■ **DATA SHOWN**
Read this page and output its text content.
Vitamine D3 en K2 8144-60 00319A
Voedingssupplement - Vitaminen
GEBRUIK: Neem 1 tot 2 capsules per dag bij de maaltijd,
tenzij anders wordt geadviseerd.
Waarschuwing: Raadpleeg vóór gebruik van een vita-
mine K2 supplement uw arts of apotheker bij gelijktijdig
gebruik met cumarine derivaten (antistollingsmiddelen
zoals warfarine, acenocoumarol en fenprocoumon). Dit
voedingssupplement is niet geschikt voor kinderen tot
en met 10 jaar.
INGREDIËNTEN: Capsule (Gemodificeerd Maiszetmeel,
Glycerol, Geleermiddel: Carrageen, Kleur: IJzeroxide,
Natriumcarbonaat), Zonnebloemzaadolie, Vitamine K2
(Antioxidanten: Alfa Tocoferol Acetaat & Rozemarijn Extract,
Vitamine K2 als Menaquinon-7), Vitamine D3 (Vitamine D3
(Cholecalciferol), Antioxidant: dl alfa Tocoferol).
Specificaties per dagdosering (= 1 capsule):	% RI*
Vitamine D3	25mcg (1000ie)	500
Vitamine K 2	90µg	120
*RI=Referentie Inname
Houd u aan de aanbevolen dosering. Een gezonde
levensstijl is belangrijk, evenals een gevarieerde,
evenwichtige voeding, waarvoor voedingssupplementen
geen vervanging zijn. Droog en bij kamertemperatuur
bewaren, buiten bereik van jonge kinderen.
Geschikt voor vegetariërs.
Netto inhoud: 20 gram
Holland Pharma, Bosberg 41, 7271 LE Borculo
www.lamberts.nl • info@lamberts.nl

■ **GIVEN INSTRUCTION**
Show all lines from the data above in which the word "Tocoferol" appears.

■ **CORRECT ANSWER**
(Antioxidanten: Alfa Tocoferol Acetaat & Rozemarijn Extract,
(Cholecalciferol), Antioxidant: dl alfa Tocoferol).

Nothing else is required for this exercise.